Entries taken from a collection
---

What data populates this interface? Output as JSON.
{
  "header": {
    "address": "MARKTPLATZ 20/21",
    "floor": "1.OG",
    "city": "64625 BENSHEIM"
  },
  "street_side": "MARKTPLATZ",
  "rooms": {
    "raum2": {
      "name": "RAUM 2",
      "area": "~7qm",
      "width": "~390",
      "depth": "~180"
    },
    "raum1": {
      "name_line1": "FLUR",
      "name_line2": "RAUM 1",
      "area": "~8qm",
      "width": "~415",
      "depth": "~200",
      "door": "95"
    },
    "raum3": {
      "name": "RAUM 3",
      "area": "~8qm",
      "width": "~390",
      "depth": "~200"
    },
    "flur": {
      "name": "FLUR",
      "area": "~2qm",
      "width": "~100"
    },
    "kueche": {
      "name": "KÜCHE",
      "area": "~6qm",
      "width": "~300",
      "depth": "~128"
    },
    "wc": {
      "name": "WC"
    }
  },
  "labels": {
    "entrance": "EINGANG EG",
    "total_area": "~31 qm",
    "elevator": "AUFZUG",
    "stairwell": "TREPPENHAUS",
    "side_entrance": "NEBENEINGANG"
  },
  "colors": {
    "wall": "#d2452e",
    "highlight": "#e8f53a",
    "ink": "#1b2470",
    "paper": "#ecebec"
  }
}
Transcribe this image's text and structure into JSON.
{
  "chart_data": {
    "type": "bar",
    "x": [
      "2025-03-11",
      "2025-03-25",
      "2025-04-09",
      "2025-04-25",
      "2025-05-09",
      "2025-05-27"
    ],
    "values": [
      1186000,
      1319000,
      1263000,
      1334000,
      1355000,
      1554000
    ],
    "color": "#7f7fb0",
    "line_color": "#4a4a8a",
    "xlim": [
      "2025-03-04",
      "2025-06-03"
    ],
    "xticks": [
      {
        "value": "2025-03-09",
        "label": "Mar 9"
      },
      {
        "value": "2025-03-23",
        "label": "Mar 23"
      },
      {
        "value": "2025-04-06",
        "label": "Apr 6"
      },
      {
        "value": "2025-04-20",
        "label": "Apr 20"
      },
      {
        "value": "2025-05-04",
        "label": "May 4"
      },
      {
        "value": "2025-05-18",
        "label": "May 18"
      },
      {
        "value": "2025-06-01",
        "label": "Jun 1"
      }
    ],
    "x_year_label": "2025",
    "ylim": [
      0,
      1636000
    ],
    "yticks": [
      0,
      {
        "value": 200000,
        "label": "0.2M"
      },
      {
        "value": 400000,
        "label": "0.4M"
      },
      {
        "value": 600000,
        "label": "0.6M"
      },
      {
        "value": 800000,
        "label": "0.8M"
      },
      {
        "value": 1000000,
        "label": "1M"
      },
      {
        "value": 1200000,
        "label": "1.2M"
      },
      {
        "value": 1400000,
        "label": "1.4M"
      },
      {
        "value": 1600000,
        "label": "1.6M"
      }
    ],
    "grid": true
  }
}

---

**INSTRUCTION:** Output the listing above word for word.

**EXERCISE SOLUTION:**
What data populates this interface? Output as JSON.
{
  "header": {
    "address": "MARKTPLATZ 20/21",
    "floor": "1.OG",
    "city": "64625 BENSHEIM"
  },
  "street_side": "MARKTPLATZ",
  "rooms": {
    "raum2": {
      "name": "RAUM 2",
      "area": "~7qm",
      "width": "~390",
      "depth": "~180"
    },
    "raum1": {
      "name_line1": "FLUR",
      "name_line2": "RAUM 1",
      "area": "~8qm",
      "width": "~415",
      "depth": "~200",
      "door": "95"
    },
    "raum3": {
      "name": "RAUM 3",
      "area": "~8qm",
      "width": "~390",
      "depth": "~200"
    },
    "flur": {
      "name": "FLUR",
      "area": "~2qm",
      "width": "~100"
    },
    "kueche": {
      "name": "KÜCHE",
      "area": "~6qm",
      "width": "~300",
      "depth": "~128"
    },
    "wc": {
      "name": "WC"
    }
  },
  "labels": {
    "entrance": "EINGANG EG",
    "total_area": "~31 qm",
    "elevator": "AUFZUG",
    "stairwell": "TREPPENHAUS",
    "side_entrance": "NEBENEINGANG"
  },
  "colors": {
    "wall": "#d2452e",
    "highlight": "#e8f53a",
    "ink": "#1b2470",
    "paper": "#ecebec"
  }
}
Transcribe this image's text and structure into JSON.
{
  "chart_data": {
    "type": "bar",
    "x": [
      "2025-03-11",
      "2025-03-25",
      "2025-04-09",
      "2025-04-25",
      "2025-05-09",
      "2025-05-27"
    ],
    "values": [
      1186000,
      1319000,
      1263000,
      1334000,
      1355000,
      1554000
    ],
    "color": "#7f7fb0",
    "line_color": "#4a4a8a",
    "xlim": [
      "2025-03-04",
      "2025-06-03"
    ],
    "xticks": [
      {
        "value": "2025-03-09",
        "label": "Mar 9"
      },
      {
        "value": "2025-03-23",
        "label": "Mar 23"
      },
      {
        "value": "2025-04-06",
        "label": "Apr 6"
      },
      {
        "value": "2025-04-20",
        "label": "Apr 20"
      },
      {
        "value": "2025-05-04",
        "label": "May 4"
      },
      {
        "value": "2025-05-18",
        "label": "May 18"
      },
      {
        "value": "2025-06-01",
        "label": "Jun 1"
      }
    ],
    "x_year_label": "2025",
    "ylim": [
      0,
      1636000
    ],
    "yticks": [
      0,
      {
        "value": 200000,
        "label": "0.2M"
      },
      {
        "value": 400000,
        "label": "0.4M"
      },
      {
        "value": 600000,
        "label": "0.6M"
      },
      {
        "value": 800000,
        "label": "0.8M"
      },
      {
        "value": 1000000,
        "label": "1M"
      },
      {
        "value": 1200000,
        "label": "1.2M"
      },
      {
        "value": 1400000,
        "label": "1.4M"
      },
      {
        "value": 1600000,
        "label": "1.6M"
      }
    ],
    "grid": true
  }
}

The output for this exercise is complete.